━━ The records

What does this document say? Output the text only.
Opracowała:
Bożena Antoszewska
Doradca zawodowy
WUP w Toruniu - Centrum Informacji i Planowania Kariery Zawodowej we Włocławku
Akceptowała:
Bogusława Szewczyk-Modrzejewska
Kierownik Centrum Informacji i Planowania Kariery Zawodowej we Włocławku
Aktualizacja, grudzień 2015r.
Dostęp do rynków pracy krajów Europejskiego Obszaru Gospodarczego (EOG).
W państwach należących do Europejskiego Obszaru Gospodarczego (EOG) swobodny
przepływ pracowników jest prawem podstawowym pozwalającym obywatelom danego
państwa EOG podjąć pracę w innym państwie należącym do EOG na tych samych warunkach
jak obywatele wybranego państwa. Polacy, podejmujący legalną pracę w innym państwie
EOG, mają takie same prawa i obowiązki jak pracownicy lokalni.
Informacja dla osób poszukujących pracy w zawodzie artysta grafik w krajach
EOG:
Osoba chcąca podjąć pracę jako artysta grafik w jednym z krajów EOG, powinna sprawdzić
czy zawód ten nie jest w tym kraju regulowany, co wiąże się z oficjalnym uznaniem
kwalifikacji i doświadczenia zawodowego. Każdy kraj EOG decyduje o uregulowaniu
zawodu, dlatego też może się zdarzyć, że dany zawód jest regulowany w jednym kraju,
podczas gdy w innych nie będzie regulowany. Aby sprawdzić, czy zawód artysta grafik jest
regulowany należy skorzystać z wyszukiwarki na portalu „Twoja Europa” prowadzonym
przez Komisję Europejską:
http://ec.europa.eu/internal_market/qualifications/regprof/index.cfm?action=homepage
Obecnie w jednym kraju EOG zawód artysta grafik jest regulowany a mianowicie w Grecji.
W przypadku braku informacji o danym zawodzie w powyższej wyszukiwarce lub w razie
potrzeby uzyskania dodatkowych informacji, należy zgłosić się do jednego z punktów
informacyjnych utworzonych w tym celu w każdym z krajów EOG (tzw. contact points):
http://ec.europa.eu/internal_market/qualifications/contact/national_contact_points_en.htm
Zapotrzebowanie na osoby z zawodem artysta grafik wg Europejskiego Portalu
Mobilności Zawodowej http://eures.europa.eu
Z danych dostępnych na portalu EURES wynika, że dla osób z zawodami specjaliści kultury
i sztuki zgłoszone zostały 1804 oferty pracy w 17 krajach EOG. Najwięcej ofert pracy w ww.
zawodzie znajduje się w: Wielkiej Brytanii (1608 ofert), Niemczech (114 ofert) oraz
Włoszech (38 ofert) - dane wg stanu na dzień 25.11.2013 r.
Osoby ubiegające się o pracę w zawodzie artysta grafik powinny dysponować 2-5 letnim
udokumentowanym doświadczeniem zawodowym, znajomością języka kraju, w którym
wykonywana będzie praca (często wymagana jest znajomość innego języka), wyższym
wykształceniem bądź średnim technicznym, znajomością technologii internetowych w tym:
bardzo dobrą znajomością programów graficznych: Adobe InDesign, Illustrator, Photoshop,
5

━━━━

▶ **Task requirements**: Transcribe the data above in full, exactly.

▶ **Correct output**:
What does this document say? Output the text only.
Opracowała:
Bożena Antoszewska
Doradca zawodowy
WUP w Toruniu - Centrum Informacji i Planowania Kariery Zawodowej we Włocławku
Akceptowała:
Bogusława Szewczyk-Modrzejewska
Kierownik Centrum Informacji i Planowania Kariery Zawodowej we Włocławku
Aktualizacja, grudzień 2015r.
Dostęp do rynków pracy krajów Europejskiego Obszaru Gospodarczego (EOG).
W państwach należących do Europejskiego Obszaru Gospodarczego (EOG) swobodny
przepływ pracowników jest prawem podstawowym pozwalającym obywatelom danego
państwa EOG podjąć pracę w innym państwie należącym do EOG na tych samych warunkach
jak obywatele wybranego państwa. Polacy, podejmujący legalną pracę w innym państwie
EOG, mają takie same prawa i obowiązki jak pracownicy lokalni.
Informacja dla osób poszukujących pracy w zawodzie artysta grafik w krajach
EOG:
Osoba chcąca podjąć pracę jako artysta grafik w jednym z krajów EOG, powinna sprawdzić
czy zawód ten nie jest w tym kraju regulowany, co wiąże się z oficjalnym uznaniem
kwalifikacji i doświadczenia zawodowego. Każdy kraj EOG decyduje o uregulowaniu
zawodu, dlatego też może się zdarzyć, że dany zawód jest regulowany w jednym kraju,
podczas gdy w innych nie będzie regulowany. Aby sprawdzić, czy zawód artysta grafik jest
regulowany należy skorzystać z wyszukiwarki na portalu „Twoja Europa” prowadzonym
przez Komisję Europejską:
http://ec.europa.eu/internal_market/qualifications/regprof/index.cfm?action=homepage
Obecnie w jednym kraju EOG zawód artysta grafik jest regulowany a mianowicie w Grecji.
W przypadku braku informacji o danym zawodzie w powyższej wyszukiwarce lub w razie
potrzeby uzyskania dodatkowych informacji, należy zgłosić się do jednego z punktów
informacyjnych utworzonych w tym celu w każdym z krajów EOG (tzw. contact points):
http://ec.europa.eu/internal_market/qualifications/contact/national_contact_points_en.htm
Zapotrzebowanie na osoby z zawodem artysta grafik wg Europejskiego Portalu
Mobilności Zawodowej http://eures.europa.eu
Z danych dostępnych na portalu EURES wynika, że dla osób z zawodami specjaliści kultury
i sztuki zgłoszone zostały 1804 oferty pracy w 17 krajach EOG. Najwięcej ofert pracy w ww.
zawodzie znajduje się w: Wielkiej Brytanii (1608 ofert), Niemczech (114 ofert) oraz
Włoszech (38 ofert) - dane wg stanu na dzień 25.11.2013 r.
Osoby ubiegające się o pracę w zawodzie artysta grafik powinny dysponować 2-5 letnim
udokumentowanym doświadczeniem zawodowym, znajomością języka kraju, w którym
wykonywana będzie praca (często wymagana jest znajomość innego języka), wyższym
wykształceniem bądź średnim technicznym, znajomością technologii internetowych w tym:
bardzo dobrą znajomością programów graficznych: Adobe InDesign, Illustrator, Photoshop,
5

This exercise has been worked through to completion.